Material for the task:
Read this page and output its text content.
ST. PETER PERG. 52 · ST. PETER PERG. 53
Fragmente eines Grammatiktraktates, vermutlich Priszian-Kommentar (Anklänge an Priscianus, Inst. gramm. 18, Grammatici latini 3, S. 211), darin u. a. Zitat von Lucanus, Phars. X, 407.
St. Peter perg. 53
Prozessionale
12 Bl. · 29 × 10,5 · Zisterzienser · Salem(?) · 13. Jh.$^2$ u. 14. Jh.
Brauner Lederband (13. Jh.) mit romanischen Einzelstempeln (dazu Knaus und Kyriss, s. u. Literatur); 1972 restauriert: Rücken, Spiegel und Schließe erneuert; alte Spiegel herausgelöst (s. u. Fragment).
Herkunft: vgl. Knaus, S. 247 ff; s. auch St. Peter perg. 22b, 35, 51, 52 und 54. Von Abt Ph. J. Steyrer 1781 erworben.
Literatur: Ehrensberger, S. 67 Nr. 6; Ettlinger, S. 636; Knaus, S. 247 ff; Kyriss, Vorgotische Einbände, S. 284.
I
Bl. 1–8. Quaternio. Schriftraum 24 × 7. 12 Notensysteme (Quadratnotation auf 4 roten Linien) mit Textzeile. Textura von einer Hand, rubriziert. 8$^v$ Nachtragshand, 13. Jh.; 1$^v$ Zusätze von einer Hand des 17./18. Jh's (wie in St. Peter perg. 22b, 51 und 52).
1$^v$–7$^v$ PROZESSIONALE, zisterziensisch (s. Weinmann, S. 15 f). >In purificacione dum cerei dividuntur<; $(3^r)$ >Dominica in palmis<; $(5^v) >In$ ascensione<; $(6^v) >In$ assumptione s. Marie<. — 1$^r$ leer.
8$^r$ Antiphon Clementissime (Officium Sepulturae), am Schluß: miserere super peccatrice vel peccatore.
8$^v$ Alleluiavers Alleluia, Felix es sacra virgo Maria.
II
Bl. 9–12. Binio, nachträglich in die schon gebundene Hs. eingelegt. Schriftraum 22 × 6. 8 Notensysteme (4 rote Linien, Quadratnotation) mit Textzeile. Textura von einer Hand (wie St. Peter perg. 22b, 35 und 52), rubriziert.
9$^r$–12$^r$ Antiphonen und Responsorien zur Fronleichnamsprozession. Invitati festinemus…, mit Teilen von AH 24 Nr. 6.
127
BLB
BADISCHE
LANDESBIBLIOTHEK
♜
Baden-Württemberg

What is asked: Repeat the listing above without any change.

Task answer:
Read this page and output its text content.
ST. PETER PERG. 52 · ST. PETER PERG. 53
Fragmente eines Grammatiktraktates, vermutlich Priszian-Kommentar (Anklänge an Priscianus, Inst. gramm. 18, Grammatici latini 3, S. 211), darin u. a. Zitat von Lucanus, Phars. X, 407.
St. Peter perg. 53
Prozessionale
12 Bl. · 29 × 10,5 · Zisterzienser · Salem(?) · 13. Jh.$^2$ u. 14. Jh.
Brauner Lederband (13. Jh.) mit romanischen Einzelstempeln (dazu Knaus und Kyriss, s. u. Literatur); 1972 restauriert: Rücken, Spiegel und Schließe erneuert; alte Spiegel herausgelöst (s. u. Fragment).
Herkunft: vgl. Knaus, S. 247 ff; s. auch St. Peter perg. 22b, 35, 51, 52 und 54. Von Abt Ph. J. Steyrer 1781 erworben.
Literatur: Ehrensberger, S. 67 Nr. 6; Ettlinger, S. 636; Knaus, S. 247 ff; Kyriss, Vorgotische Einbände, S. 284.
I
Bl. 1–8. Quaternio. Schriftraum 24 × 7. 12 Notensysteme (Quadratnotation auf 4 roten Linien) mit Textzeile. Textura von einer Hand, rubriziert. 8$^v$ Nachtragshand, 13. Jh.; 1$^v$ Zusätze von einer Hand des 17./18. Jh's (wie in St. Peter perg. 22b, 51 und 52).
1$^v$–7$^v$ PROZESSIONALE, zisterziensisch (s. Weinmann, S. 15 f). >In purificacione dum cerei dividuntur<; $(3^r)$ >Dominica in palmis<; $(5^v) >In$ ascensione<; $(6^v) >In$ assumptione s. Marie<. — 1$^r$ leer.
8$^r$ Antiphon Clementissime (Officium Sepulturae), am Schluß: miserere super peccatrice vel peccatore.
8$^v$ Alleluiavers Alleluia, Felix es sacra virgo Maria.
II
Bl. 9–12. Binio, nachträglich in die schon gebundene Hs. eingelegt. Schriftraum 22 × 6. 8 Notensysteme (4 rote Linien, Quadratnotation) mit Textzeile. Textura von einer Hand (wie St. Peter perg. 22b, 35 und 52), rubriziert.
9$^r$–12$^r$ Antiphonen und Responsorien zur Fronleichnamsprozession. Invitati festinemus…, mit Teilen von AH 24 Nr. 6.
127
BLB
BADISCHE
LANDESBIBLIOTHEK
♜
Baden-Württemberg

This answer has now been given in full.